::: Entries provided :::
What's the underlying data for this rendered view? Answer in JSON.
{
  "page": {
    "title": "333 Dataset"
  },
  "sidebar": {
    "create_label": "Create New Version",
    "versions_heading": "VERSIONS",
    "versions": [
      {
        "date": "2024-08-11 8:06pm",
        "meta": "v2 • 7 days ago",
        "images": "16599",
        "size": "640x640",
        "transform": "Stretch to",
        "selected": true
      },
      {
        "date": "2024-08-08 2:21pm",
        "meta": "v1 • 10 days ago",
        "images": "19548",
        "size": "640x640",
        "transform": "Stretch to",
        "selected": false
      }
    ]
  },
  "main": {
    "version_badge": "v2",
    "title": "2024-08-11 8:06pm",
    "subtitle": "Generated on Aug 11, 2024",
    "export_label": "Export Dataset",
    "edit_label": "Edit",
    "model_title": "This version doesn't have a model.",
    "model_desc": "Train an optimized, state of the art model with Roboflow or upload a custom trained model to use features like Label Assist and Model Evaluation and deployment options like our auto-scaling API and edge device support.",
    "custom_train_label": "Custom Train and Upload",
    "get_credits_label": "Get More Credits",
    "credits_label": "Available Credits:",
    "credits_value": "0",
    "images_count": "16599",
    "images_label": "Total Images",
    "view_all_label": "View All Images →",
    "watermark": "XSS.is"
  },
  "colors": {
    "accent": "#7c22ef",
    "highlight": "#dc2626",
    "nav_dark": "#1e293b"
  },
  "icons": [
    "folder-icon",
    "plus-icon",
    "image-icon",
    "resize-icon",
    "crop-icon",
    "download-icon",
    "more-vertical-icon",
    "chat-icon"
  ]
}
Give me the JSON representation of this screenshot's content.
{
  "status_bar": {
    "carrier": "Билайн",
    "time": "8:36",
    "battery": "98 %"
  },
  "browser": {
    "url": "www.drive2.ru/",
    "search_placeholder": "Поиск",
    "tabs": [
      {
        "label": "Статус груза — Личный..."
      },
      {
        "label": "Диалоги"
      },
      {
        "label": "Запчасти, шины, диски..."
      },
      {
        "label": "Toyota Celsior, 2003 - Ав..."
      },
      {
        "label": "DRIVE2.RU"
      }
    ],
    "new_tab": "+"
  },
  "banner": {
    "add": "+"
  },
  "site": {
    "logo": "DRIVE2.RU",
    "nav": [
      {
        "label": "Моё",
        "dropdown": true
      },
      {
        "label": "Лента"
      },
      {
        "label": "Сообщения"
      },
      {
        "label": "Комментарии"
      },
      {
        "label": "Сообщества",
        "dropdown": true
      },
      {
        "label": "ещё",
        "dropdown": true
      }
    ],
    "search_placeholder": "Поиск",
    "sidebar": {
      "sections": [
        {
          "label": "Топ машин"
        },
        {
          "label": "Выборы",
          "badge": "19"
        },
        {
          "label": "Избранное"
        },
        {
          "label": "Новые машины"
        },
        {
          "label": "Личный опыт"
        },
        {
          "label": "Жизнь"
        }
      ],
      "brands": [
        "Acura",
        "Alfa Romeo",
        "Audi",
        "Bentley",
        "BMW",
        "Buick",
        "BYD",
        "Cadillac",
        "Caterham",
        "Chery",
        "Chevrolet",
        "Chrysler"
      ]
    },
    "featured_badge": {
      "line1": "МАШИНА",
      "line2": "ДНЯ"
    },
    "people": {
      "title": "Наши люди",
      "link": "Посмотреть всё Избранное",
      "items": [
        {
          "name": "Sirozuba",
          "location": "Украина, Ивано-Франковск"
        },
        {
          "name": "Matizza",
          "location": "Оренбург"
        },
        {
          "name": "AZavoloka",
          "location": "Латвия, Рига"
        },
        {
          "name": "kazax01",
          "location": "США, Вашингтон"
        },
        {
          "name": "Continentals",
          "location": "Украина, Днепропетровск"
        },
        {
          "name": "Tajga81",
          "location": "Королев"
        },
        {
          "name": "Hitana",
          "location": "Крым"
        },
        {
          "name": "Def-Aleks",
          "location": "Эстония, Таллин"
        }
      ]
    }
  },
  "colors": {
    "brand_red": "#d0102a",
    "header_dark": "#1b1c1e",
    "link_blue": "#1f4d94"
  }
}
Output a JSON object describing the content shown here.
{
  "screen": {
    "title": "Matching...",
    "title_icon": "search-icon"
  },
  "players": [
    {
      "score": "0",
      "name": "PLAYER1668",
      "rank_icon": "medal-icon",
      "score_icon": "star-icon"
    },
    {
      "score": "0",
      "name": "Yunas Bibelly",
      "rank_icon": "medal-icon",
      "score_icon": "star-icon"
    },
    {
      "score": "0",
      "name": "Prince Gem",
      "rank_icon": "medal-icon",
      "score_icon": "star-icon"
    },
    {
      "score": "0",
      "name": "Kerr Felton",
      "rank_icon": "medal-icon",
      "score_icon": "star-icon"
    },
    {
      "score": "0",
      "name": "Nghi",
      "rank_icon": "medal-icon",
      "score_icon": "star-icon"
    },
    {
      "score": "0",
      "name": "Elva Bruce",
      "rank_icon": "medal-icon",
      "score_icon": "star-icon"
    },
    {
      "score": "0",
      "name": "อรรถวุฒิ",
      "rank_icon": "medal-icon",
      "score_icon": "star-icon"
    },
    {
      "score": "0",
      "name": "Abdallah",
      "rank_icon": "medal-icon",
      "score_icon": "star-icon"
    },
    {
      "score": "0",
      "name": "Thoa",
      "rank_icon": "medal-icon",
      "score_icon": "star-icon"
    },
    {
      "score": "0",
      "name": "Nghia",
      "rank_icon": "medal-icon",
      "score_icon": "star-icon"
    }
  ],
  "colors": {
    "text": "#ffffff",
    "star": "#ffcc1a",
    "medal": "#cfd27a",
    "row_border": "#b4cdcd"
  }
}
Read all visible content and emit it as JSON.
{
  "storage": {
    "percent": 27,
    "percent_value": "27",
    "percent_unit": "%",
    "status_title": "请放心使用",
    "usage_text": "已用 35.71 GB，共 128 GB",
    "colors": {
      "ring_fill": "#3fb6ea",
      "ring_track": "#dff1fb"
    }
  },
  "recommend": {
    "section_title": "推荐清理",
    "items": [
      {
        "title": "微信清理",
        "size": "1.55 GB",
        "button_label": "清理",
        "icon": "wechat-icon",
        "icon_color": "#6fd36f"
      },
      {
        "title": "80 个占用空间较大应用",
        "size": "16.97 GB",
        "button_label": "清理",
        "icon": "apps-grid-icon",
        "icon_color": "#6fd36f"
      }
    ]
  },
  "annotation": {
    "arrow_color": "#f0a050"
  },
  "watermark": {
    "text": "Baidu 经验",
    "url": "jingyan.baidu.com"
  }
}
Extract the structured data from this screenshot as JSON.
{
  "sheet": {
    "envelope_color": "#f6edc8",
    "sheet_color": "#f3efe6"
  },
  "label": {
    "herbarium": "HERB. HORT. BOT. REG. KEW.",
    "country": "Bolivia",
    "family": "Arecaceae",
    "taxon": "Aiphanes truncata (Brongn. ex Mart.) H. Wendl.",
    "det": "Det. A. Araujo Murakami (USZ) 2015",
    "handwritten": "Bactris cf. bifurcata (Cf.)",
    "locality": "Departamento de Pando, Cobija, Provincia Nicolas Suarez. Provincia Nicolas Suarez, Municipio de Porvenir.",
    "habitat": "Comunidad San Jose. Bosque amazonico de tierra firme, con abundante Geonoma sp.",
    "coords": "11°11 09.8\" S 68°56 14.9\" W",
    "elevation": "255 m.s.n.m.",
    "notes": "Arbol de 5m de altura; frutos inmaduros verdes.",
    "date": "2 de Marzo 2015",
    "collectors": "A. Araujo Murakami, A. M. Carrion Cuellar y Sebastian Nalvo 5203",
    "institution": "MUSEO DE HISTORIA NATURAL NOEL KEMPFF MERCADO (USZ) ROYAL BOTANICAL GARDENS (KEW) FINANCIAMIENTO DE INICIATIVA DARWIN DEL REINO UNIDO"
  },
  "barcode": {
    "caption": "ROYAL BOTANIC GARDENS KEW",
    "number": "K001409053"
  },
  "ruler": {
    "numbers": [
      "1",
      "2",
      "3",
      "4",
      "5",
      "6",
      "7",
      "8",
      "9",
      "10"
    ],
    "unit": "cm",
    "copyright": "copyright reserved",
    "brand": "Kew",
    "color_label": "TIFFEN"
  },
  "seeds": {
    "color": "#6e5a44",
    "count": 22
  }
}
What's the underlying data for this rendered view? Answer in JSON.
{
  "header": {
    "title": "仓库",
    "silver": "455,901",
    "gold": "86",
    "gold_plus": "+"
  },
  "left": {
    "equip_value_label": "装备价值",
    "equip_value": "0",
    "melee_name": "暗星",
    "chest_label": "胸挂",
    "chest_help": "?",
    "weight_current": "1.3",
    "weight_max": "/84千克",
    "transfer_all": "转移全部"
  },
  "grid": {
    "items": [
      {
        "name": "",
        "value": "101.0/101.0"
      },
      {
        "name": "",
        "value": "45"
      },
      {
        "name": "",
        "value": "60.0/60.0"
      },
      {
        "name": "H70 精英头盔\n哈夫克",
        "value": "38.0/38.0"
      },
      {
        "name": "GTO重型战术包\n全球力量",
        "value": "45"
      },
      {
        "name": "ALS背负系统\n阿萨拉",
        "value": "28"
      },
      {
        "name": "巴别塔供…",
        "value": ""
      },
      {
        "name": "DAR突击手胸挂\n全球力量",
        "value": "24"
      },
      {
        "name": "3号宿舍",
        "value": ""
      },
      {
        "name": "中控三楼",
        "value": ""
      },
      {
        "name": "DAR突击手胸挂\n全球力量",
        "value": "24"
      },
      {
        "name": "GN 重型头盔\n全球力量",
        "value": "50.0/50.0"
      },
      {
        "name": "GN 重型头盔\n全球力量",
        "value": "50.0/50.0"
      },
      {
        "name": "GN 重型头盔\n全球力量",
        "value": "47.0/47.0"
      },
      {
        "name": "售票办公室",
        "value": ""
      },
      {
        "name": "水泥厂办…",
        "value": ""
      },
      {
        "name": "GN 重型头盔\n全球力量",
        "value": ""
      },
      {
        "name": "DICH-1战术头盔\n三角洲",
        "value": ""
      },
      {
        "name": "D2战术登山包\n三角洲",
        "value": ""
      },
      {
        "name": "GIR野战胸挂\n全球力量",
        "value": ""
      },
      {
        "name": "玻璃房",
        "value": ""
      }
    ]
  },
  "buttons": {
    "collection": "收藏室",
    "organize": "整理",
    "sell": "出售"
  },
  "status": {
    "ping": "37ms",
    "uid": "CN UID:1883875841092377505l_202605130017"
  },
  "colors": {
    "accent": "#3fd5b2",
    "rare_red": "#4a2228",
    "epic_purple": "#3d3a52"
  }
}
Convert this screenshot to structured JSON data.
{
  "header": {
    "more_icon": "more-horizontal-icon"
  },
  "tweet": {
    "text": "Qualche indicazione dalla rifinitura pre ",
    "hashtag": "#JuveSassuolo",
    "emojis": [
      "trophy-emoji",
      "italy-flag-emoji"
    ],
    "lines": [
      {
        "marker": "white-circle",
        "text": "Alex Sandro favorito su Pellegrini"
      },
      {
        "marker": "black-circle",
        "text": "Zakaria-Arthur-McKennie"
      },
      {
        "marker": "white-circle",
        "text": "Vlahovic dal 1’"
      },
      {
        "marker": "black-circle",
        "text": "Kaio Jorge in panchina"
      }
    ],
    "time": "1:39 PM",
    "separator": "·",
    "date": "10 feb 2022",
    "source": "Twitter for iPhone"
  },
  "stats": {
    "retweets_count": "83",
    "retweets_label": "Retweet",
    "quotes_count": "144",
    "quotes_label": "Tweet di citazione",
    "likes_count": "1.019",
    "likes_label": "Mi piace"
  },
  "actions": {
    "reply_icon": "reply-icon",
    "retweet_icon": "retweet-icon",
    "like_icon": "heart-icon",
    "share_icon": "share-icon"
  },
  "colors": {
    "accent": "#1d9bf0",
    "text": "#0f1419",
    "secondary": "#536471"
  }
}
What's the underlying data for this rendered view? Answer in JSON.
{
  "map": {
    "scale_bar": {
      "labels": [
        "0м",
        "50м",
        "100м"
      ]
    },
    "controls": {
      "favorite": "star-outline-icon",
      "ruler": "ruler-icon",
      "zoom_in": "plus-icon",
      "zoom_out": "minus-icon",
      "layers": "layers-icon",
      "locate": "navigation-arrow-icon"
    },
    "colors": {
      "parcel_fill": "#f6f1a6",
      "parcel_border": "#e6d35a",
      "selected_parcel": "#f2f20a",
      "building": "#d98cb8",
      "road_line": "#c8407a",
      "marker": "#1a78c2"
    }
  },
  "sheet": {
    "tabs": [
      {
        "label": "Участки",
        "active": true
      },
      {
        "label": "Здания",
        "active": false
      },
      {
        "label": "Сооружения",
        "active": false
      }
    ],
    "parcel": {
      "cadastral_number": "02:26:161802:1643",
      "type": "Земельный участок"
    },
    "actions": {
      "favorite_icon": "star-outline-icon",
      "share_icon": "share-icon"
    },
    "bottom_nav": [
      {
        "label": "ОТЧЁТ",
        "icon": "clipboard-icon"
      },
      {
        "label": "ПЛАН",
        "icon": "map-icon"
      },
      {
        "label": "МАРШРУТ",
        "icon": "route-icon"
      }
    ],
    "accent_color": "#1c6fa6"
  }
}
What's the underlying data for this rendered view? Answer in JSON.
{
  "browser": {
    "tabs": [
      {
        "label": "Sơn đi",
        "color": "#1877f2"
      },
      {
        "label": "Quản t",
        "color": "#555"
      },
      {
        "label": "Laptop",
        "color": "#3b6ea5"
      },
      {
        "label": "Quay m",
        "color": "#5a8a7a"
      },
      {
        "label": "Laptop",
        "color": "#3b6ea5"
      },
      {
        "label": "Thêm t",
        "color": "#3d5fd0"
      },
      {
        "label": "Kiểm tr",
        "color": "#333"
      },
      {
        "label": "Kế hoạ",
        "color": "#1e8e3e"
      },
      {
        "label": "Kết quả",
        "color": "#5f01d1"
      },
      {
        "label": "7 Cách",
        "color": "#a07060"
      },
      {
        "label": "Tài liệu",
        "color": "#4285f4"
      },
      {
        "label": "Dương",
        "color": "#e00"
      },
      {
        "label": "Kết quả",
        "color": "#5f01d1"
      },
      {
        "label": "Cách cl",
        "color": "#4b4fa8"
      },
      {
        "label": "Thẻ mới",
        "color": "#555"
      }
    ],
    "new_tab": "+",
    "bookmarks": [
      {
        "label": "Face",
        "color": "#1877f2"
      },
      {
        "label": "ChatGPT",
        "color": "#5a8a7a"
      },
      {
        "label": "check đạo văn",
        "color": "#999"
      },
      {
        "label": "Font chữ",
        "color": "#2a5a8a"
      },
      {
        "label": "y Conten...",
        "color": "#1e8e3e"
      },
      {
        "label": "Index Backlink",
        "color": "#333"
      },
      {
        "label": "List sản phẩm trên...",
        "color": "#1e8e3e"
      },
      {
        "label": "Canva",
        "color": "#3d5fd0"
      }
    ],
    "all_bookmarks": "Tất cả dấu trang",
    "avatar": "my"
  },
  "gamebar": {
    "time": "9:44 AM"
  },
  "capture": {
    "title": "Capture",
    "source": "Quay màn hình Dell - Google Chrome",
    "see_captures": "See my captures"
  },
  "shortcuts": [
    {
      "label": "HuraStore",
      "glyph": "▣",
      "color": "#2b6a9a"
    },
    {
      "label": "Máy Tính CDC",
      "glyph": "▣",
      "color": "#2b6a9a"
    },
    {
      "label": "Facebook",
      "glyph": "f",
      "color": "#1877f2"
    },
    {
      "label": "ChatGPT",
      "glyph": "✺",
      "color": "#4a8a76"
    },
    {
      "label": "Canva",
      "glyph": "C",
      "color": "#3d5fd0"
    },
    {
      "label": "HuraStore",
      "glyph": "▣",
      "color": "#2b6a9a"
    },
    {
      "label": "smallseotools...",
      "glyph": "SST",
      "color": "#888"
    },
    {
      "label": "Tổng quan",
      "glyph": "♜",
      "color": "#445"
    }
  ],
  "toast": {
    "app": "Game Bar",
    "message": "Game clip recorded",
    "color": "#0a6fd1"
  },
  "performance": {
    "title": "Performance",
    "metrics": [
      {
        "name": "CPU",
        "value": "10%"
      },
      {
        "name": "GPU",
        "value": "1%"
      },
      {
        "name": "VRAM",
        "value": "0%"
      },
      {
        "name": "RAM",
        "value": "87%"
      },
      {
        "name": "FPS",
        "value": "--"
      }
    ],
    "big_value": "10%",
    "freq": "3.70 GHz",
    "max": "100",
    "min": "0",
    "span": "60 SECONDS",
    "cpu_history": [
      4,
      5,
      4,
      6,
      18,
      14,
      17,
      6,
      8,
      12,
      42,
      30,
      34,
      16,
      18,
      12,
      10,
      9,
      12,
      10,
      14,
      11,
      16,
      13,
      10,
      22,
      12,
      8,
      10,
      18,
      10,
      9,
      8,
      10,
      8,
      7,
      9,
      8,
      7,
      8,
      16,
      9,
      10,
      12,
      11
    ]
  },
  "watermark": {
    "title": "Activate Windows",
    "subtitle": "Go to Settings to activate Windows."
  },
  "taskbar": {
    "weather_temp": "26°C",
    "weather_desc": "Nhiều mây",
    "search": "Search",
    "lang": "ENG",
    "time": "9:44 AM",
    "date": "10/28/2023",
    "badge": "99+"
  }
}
:::
Directions for this task:
Report all lines of the data that include the word "model".

Answer below:
    "model_title": "This version doesn't have a model.",
    "model_desc": "Train an optimized, state of the art model with Roboflow or upload a custom trained model to use features like Label Assist and Model Evaluation and deployment options like our auto-scaling API and edge device support.",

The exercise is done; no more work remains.